====== Data records ======

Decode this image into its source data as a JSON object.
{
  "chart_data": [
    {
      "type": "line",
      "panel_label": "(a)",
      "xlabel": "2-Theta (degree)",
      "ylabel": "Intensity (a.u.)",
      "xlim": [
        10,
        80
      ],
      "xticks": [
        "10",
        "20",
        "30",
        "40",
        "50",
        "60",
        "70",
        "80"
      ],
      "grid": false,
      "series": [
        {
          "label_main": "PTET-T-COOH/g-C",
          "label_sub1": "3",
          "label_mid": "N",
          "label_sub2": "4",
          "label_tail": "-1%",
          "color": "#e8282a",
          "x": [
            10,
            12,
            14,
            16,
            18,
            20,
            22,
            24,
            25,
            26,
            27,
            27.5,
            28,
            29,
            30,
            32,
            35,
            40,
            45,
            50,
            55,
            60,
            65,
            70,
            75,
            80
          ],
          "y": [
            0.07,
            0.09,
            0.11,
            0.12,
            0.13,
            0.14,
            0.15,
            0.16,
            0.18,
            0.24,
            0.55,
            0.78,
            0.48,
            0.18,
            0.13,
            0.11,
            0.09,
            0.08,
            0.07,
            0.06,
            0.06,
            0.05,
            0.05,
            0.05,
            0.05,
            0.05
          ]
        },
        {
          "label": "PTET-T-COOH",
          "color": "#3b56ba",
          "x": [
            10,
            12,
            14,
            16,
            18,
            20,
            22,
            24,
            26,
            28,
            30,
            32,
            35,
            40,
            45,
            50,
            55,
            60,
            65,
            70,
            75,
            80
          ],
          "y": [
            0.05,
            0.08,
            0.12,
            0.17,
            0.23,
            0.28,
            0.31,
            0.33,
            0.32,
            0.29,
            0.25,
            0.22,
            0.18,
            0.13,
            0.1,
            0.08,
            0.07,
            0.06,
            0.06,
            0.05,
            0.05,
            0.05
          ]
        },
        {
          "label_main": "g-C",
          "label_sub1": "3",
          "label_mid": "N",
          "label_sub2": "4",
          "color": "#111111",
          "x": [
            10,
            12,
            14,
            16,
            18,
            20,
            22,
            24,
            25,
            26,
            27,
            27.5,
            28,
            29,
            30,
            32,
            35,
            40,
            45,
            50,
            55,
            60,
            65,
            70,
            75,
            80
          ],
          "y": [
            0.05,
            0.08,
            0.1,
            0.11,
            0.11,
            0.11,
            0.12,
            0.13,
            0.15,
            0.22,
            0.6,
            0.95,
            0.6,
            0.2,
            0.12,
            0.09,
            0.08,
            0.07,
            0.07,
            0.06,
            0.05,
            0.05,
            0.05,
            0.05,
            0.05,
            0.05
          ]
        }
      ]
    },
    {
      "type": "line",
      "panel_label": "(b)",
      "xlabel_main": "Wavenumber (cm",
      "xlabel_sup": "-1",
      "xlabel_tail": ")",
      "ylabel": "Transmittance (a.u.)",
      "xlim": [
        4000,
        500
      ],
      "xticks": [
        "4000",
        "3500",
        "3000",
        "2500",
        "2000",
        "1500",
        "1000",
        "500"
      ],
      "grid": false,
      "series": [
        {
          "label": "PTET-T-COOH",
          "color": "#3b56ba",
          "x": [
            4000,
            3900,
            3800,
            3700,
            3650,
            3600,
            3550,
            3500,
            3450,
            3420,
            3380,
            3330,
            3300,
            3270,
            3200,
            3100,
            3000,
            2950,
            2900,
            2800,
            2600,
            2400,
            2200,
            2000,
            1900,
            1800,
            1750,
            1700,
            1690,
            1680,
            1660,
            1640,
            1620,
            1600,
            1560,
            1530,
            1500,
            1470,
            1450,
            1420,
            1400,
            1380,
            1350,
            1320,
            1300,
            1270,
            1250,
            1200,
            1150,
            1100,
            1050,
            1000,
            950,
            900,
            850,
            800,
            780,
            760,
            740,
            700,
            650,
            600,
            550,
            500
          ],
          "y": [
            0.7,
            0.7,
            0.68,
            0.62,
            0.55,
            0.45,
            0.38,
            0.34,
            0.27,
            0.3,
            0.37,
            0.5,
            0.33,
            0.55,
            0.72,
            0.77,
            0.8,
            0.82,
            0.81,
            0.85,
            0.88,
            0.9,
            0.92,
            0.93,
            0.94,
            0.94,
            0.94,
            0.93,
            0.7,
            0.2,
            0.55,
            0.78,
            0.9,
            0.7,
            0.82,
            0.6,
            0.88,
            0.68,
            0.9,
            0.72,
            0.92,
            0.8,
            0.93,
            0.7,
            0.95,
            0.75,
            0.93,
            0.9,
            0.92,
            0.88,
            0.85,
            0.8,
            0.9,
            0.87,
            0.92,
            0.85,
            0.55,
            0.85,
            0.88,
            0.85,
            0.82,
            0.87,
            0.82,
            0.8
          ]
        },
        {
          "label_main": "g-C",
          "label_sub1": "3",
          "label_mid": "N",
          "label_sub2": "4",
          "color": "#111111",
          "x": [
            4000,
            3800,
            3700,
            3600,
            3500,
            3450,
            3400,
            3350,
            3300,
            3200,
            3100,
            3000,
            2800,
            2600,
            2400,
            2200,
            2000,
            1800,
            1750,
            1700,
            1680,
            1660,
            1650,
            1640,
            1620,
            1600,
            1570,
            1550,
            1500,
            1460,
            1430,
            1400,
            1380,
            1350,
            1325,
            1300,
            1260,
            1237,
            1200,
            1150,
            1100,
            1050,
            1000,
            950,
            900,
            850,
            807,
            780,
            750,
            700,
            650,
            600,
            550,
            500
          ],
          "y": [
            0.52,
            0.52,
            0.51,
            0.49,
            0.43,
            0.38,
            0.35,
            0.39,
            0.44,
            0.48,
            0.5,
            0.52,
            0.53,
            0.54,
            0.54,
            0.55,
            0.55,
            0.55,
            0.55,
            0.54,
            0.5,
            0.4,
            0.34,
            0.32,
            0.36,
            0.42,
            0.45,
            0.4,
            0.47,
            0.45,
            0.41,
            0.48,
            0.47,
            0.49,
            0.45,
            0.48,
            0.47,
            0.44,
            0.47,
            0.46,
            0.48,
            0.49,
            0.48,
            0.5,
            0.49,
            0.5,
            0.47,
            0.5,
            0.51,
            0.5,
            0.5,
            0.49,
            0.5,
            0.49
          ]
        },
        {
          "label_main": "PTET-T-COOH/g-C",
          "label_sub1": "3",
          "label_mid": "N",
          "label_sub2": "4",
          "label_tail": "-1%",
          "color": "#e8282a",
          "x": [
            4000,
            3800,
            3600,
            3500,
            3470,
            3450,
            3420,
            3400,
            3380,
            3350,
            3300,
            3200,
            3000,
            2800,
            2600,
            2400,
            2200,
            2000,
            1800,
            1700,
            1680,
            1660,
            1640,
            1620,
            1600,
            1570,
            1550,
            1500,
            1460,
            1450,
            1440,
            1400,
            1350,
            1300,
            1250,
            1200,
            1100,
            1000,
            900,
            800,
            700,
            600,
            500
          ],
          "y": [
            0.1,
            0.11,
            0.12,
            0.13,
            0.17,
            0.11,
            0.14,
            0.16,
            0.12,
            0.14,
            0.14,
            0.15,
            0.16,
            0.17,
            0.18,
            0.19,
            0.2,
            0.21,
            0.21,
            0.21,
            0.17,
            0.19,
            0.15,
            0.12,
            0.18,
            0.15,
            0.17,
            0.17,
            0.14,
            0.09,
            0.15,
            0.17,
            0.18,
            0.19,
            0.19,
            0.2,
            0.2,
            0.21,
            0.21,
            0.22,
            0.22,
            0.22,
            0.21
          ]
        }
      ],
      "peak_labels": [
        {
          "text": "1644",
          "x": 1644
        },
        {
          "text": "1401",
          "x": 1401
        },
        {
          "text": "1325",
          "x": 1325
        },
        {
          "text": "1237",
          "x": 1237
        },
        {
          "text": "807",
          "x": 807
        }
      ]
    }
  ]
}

======

◆ Stated task ◆
Go back to the listing above and please repeat it exactly.

◆ Response to the exercise ◆
Decode this image into its source data as a JSON object.
{
  "chart_data": [
    {
      "type": "line",
      "panel_label": "(a)",
      "xlabel": "2-Theta (degree)",
      "ylabel": "Intensity (a.u.)",
      "xlim": [
        10,
        80
      ],
      "xticks": [
        "10",
        "20",
        "30",
        "40",
        "50",
        "60",
        "70",
        "80"
      ],
      "grid": false,
      "series": [
        {
          "label_main": "PTET-T-COOH/g-C",
          "label_sub1": "3",
          "label_mid": "N",
          "label_sub2": "4",
          "label_tail": "-1%",
          "color": "#e8282a",
          "x": [
            10,
            12,
            14,
            16,
            18,
            20,
            22,
            24,
            25,
            26,
            27,
            27.5,
            28,
            29,
            30,
            32,
            35,
            40,
            45,
            50,
            55,
            60,
            65,
            70,
            75,
            80
          ],
          "y": [
            0.07,
            0.09,
            0.11,
            0.12,
            0.13,
            0.14,
            0.15,
            0.16,
            0.18,
            0.24,
            0.55,
            0.78,
            0.48,
            0.18,
            0.13,
            0.11,
            0.09,
            0.08,
            0.07,
            0.06,
            0.06,
            0.05,
            0.05,
            0.05,
            0.05,
            0.05
          ]
        },
        {
          "label": "PTET-T-COOH",
          "color": "#3b56ba",
          "x": [
            10,
            12,
            14,
            16,
            18,
            20,
            22,
            24,
            26,
            28,
            30,
            32,
            35,
            40,
            45,
            50,
            55,
            60,
            65,
            70,
            75,
            80
          ],
          "y": [
            0.05,
            0.08,
            0.12,
            0.17,
            0.23,
            0.28,
            0.31,
            0.33,
            0.32,
            0.29,
            0.25,
            0.22,
            0.18,
            0.13,
            0.1,
            0.08,
            0.07,
            0.06,
            0.06,
            0.05,
            0.05,
            0.05
          ]
        },
        {
          "label_main": "g-C",
          "label_sub1": "3",
          "label_mid": "N",
          "label_sub2": "4",
          "color": "#111111",
          "x": [
            10,
            12,
            14,
            16,
            18,
            20,
            22,
            24,
            25,
            26,
            27,
            27.5,
            28,
            29,
            30,
            32,
            35,
            40,
            45,
            50,
            55,
            60,
            65,
            70,
            75,
            80
          ],
          "y": [
            0.05,
            0.08,
            0.1,
            0.11,
            0.11,
            0.11,
            0.12,
            0.13,
            0.15,
            0.22,
            0.6,
            0.95,
            0.6,
            0.2,
            0.12,
            0.09,
            0.08,
            0.07,
            0.07,
            0.06,
            0.05,
            0.05,
            0.05,
            0.05,
            0.05,
            0.05
          ]
        }
      ]
    },
    {
      "type": "line",
      "panel_label": "(b)",
      "xlabel_main": "Wavenumber (cm",
      "xlabel_sup": "-1",
      "xlabel_tail": ")",
      "ylabel": "Transmittance (a.u.)",
      "xlim": [
        4000,
        500
      ],
      "xticks": [
        "4000",
        "3500",
        "3000",
        "2500",
        "2000",
        "1500",
        "1000",
        "500"
      ],
      "grid": false,
      "series": [
        {
          "label": "PTET-T-COOH",
          "color": "#3b56ba",
          "x": [
            4000,
            3900,
            3800,
            3700,
            3650,
            3600,
            3550,
            3500,
            3450,
            3420,
            3380,
            3330,
            3300,
            3270,
            3200,
            3100,
            3000,
            2950,
            2900,
            2800,
            2600,
            2400,
            2200,
            2000,
            1900,
            1800,
            1750,
            1700,
            1690,
            1680,
            1660,
            1640,
            1620,
            1600,
            1560,
            1530,
            1500,
            1470,
            1450,
            1420,
            1400,
            1380,
            1350,
            1320,
            1300,
            1270,
            1250,
            1200,
            1150,
            1100,
            1050,
            1000,
            950,
            900,
            850,
            800,
            780,
            760,
            740,
            700,
            650,
            600,
            550,
            500
          ],
          "y": [
            0.7,
            0.7,
            0.68,
            0.62,
            0.55,
            0.45,
            0.38,
            0.34,
            0.27,
            0.3,
            0.37,
            0.5,
            0.33,
            0.55,
            0.72,
            0.77,
            0.8,
            0.82,
            0.81,
            0.85,
            0.88,
            0.9,
            0.92,
            0.93,
            0.94,
            0.94,
            0.94,
            0.93,
            0.7,
            0.2,
            0.55,
            0.78,
            0.9,
            0.7,
            0.82,
            0.6,
            0.88,
            0.68,
            0.9,
            0.72,
            0.92,
            0.8,
            0.93,
            0.7,
            0.95,
            0.75,
            0.93,
            0.9,
            0.92,
            0.88,
            0.85,
            0.8,
            0.9,
            0.87,
            0.92,
            0.85,
            0.55,
            0.85,
            0.88,
            0.85,
            0.82,
            0.87,
            0.82,
            0.8
          ]
        },
        {
          "label_main": "g-C",
          "label_sub1": "3",
          "label_mid": "N",
          "label_sub2": "4",
          "color": "#111111",
          "x": [
            4000,
            3800,
            3700,
            3600,
            3500,
            3450,
            3400,
            3350,
            3300,
            3200,
            3100,
            3000,
            2800,
            2600,
            2400,
            2200,
            2000,
            1800,
            1750,
            1700,
            1680,
            1660,
            1650,
            1640,
            1620,
            1600,
            1570,
            1550,
            1500,
            1460,
            1430,
            1400,
            1380,
            1350,
            1325,
            1300,
            1260,
            1237,
            1200,
            1150,
            1100,
            1050,
            1000,
            950,
            900,
            850,
            807,
            780,
            750,
            700,
            650,
            600,
            550,
            500
          ],
          "y": [
            0.52,
            0.52,
            0.51,
            0.49,
            0.43,
            0.38,
            0.35,
            0.39,
            0.44,
            0.48,
            0.5,
            0.52,
            0.53,
            0.54,
            0.54,
            0.55,
            0.55,
            0.55,
            0.55,
            0.54,
            0.5,
            0.4,
            0.34,
            0.32,
            0.36,
            0.42,
            0.45,
            0.4,
            0.47,
            0.45,
            0.41,
            0.48,
            0.47,
            0.49,
            0.45,
            0.48,
            0.47,
            0.44,
            0.47,
            0.46,
            0.48,
            0.49,
            0.48,
            0.5,
            0.49,
            0.5,
            0.47,
            0.5,
            0.51,
            0.5,
            0.5,
            0.49,
            0.5,
            0.49
          ]
        },
        {
          "label_main": "PTET-T-COOH/g-C",
          "label_sub1": "3",
          "label_mid": "N",
          "label_sub2": "4",
          "label_tail": "-1%",
          "color": "#e8282a",
          "x": [
            4000,
            3800,
            3600,
            3500,
            3470,
            3450,
            3420,
            3400,
            3380,
            3350,
            3300,
            3200,
            3000,
            2800,
            2600,
            2400,
            2200,
            2000,
            1800,
            1700,
            1680,
            1660,
            1640,
            1620,
            1600,
            1570,
            1550,
            1500,
            1460,
            1450,
            1440,
            1400,
            1350,
            1300,
            1250,
            1200,
            1100,
            1000,
            900,
            800,
            700,
            600,
            500
          ],
          "y": [
            0.1,
            0.11,
            0.12,
            0.13,
            0.17,
            0.11,
            0.14,
            0.16,
            0.12,
            0.14,
            0.14,
            0.15,
            0.16,
            0.17,
            0.18,
            0.19,
            0.2,
            0.21,
            0.21,
            0.21,
            0.17,
            0.19,
            0.15,
            0.12,
            0.18,
            0.15,
            0.17,
            0.17,
            0.14,
            0.09,
            0.15,
            0.17,
            0.18,
            0.19,
            0.19,
            0.2,
            0.2,
            0.21,
            0.21,
            0.22,
            0.22,
            0.22,
            0.21
          ]
        }
      ],
      "peak_labels": [
        {
          "text": "1644",
          "x": 1644
        },
        {
          "text": "1401",
          "x": 1401
        },
        {
          "text": "1325",
          "x": 1325
        },
        {
          "text": "1237",
          "x": 1237
        },
        {
          "text": "807",
          "x": 807
        }
      ]
    }
  ]
}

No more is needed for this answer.